[Chart and figure data]
=====

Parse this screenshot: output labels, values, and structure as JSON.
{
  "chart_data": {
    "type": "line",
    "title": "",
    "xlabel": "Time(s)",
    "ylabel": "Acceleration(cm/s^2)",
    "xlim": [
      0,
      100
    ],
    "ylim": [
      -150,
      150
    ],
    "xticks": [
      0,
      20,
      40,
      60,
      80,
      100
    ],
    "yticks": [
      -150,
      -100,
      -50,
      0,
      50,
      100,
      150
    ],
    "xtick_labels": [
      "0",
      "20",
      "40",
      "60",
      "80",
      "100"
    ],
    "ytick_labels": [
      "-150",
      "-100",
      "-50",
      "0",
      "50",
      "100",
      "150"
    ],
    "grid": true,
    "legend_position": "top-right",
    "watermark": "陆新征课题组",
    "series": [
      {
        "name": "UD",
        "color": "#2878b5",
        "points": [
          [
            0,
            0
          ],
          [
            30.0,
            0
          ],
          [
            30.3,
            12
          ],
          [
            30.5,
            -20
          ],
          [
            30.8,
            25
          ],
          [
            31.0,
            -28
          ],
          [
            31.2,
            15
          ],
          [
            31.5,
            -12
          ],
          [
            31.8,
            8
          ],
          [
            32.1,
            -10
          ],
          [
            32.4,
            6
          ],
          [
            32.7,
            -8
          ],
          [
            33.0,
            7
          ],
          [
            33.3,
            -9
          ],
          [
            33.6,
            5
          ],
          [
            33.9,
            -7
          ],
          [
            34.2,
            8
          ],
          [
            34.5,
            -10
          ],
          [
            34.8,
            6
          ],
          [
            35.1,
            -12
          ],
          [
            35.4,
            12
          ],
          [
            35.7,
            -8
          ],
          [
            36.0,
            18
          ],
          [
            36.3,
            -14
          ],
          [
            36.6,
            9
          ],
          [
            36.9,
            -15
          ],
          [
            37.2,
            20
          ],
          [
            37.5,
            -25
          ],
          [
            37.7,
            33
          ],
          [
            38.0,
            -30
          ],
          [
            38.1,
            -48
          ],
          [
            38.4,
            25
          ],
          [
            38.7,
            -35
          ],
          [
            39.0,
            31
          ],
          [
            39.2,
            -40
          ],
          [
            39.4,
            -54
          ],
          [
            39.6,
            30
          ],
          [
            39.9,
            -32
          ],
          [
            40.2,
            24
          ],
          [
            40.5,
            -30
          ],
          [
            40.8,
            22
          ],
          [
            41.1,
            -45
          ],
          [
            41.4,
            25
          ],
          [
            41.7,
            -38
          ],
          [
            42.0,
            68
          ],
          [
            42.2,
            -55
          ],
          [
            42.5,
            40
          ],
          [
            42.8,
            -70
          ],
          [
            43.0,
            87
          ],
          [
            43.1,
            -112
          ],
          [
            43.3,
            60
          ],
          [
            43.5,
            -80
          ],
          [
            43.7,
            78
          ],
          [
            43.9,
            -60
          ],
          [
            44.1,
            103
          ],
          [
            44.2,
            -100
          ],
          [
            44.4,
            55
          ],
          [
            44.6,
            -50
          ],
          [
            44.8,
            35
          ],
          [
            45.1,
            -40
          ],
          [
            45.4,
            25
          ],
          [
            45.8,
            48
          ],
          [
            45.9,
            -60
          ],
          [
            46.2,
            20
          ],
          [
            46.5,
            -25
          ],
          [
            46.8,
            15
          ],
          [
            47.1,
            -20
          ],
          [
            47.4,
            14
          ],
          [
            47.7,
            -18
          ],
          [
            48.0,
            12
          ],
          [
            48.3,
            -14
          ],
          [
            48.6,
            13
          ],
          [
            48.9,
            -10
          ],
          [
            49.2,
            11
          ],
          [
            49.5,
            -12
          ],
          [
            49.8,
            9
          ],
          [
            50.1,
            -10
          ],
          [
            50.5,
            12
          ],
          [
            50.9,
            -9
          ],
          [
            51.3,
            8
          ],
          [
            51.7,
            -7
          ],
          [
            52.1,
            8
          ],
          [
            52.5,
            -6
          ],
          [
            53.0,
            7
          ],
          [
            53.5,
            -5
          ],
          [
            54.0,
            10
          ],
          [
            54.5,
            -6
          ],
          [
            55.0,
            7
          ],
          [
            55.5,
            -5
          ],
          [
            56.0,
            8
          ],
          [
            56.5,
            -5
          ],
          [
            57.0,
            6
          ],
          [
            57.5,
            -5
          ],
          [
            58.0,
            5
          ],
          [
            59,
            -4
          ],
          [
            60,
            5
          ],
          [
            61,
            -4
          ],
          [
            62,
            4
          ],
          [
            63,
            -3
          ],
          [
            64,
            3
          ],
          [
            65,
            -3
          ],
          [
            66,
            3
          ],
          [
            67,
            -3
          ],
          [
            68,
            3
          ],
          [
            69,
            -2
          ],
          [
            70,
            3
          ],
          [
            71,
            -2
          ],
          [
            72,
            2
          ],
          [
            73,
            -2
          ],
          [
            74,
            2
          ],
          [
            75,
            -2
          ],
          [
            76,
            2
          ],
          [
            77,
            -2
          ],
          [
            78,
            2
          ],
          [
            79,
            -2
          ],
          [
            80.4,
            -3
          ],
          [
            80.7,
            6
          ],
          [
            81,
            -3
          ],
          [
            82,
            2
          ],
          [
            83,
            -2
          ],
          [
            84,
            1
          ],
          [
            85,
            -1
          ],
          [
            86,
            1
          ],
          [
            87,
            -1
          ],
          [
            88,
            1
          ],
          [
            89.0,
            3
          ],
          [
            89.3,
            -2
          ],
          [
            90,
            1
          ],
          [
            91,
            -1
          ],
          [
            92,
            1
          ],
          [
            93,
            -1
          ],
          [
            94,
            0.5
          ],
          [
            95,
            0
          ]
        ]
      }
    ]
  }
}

=====

Retype all of the material, keeping each line exact.

■ COMPLETE ANSWER ■
Parse this screenshot: output labels, values, and structure as JSON.
{
  "chart_data": {
    "type": "line",
    "title": "",
    "xlabel": "Time(s)",
    "ylabel": "Acceleration(cm/s^2)",
    "xlim": [
      0,
      100
    ],
    "ylim": [
      -150,
      150
    ],
    "xticks": [
      0,
      20,
      40,
      60,
      80,
      100
    ],
    "yticks": [
      -150,
      -100,
      -50,
      0,
      50,
      100,
      150
    ],
    "xtick_labels": [
      "0",
      "20",
      "40",
      "60",
      "80",
      "100"
    ],
    "ytick_labels": [
      "-150",
      "-100",
      "-50",
      "0",
      "50",
      "100",
      "150"
    ],
    "grid": true,
    "legend_position": "top-right",
    "watermark": "陆新征课题组",
    "series": [
      {
        "name": "UD",
        "color": "#2878b5",
        "points": [
          [
            0,
            0
          ],
          [
            30.0,
            0
          ],
          [
            30.3,
            12
          ],
          [
            30.5,
            -20
          ],
          [
            30.8,
            25
          ],
          [
            31.0,
            -28
          ],
          [
            31.2,
            15
          ],
          [
            31.5,
            -12
          ],
          [
            31.8,
            8
          ],
          [
            32.1,
            -10
          ],
          [
            32.4,
            6
          ],
          [
            32.7,
            -8
          ],
          [
            33.0,
            7
          ],
          [
            33.3,
            -9
          ],
          [
            33.6,
            5
          ],
          [
            33.9,
            -7
          ],
          [
            34.2,
            8
          ],
          [
            34.5,
            -10
          ],
          [
            34.8,
            6
          ],
          [
            35.1,
            -12
          ],
          [
            35.4,
            12
          ],
          [
            35.7,
            -8
          ],
          [
            36.0,
            18
          ],
          [
            36.3,
            -14
          ],
          [
            36.6,
            9
          ],
          [
            36.9,
            -15
          ],
          [
            37.2,
            20
          ],
          [
            37.5,
            -25
          ],
          [
            37.7,
            33
          ],
          [
            38.0,
            -30
          ],
          [
            38.1,
            -48
          ],
          [
            38.4,
            25
          ],
          [
            38.7,
            -35
          ],
          [
            39.0,
            31
          ],
          [
            39.2,
            -40
          ],
          [
            39.4,
            -54
          ],
          [
            39.6,
            30
          ],
          [
            39.9,
            -32
          ],
          [
            40.2,
            24
          ],
          [
            40.5,
            -30
          ],
          [
            40.8,
            22
          ],
          [
            41.1,
            -45
          ],
          [
            41.4,
            25
          ],
          [
            41.7,
            -38
          ],
          [
            42.0,
            68
          ],
          [
            42.2,
            -55
          ],
          [
            42.5,
            40
          ],
          [
            42.8,
            -70
          ],
          [
            43.0,
            87
          ],
          [
            43.1,
            -112
          ],
          [
            43.3,
            60
          ],
          [
            43.5,
            -80
          ],
          [
            43.7,
            78
          ],
          [
            43.9,
            -60
          ],
          [
            44.1,
            103
          ],
          [
            44.2,
            -100
          ],
          [
            44.4,
            55
          ],
          [
            44.6,
            -50
          ],
          [
            44.8,
            35
          ],
          [
            45.1,
            -40
          ],
          [
            45.4,
            25
          ],
          [
            45.8,
            48
          ],
          [
            45.9,
            -60
          ],
          [
            46.2,
            20
          ],
          [
            46.5,
            -25
          ],
          [
            46.8,
            15
          ],
          [
            47.1,
            -20
          ],
          [
            47.4,
            14
          ],
          [
            47.7,
            -18
          ],
          [
            48.0,
            12
          ],
          [
            48.3,
            -14
          ],
          [
            48.6,
            13
          ],
          [
            48.9,
            -10
          ],
          [
            49.2,
            11
          ],
          [
            49.5,
            -12
          ],
          [
            49.8,
            9
          ],
          [
            50.1,
            -10
          ],
          [
            50.5,
            12
          ],
          [
            50.9,
            -9
          ],
          [
            51.3,
            8
          ],
          [
            51.7,
            -7
          ],
          [
            52.1,
            8
          ],
          [
            52.5,
            -6
          ],
          [
            53.0,
            7
          ],
          [
            53.5,
            -5
          ],
          [
            54.0,
            10
          ],
          [
            54.5,
            -6
          ],
          [
            55.0,
            7
          ],
          [
            55.5,
            -5
          ],
          [
            56.0,
            8
          ],
          [
            56.5,
            -5
          ],
          [
            57.0,
            6
          ],
          [
            57.5,
            -5
          ],
          [
            58.0,
            5
          ],
          [
            59,
            -4
          ],
          [
            60,
            5
          ],
          [
            61,
            -4
          ],
          [
            62,
            4
          ],
          [
            63,
            -3
          ],
          [
            64,
            3
          ],
          [
            65,
            -3
          ],
          [
            66,
            3
          ],
          [
            67,
            -3
          ],
          [
            68,
            3
          ],
          [
            69,
            -2
          ],
          [
            70,
            3
          ],
          [
            71,
            -2
          ],
          [
            72,
            2
          ],
          [
            73,
            -2
          ],
          [
            74,
            2
          ],
          [
            75,
            -2
          ],
          [
            76,
            2
          ],
          [
            77,
            -2
          ],
          [
            78,
            2
          ],
          [
            79,
            -2
          ],
          [
            80.4,
            -3
          ],
          [
            80.7,
            6
          ],
          [
            81,
            -3
          ],
          [
            82,
            2
          ],
          [
            83,
            -2
          ],
          [
            84,
            1
          ],
          [
            85,
            -1
          ],
          [
            86,
            1
          ],
          [
            87,
            -1
          ],
          [
            88,
            1
          ],
          [
            89.0,
            3
          ],
          [
            89.3,
            -2
          ],
          [
            90,
            1
          ],
          [
            91,
            -1
          ],
          [
            92,
            1
          ],
          [
            93,
            -1
          ],
          [
            94,
            0.5
          ],
          [
            95,
            0
          ]
        ]
      }
    ]
  }
}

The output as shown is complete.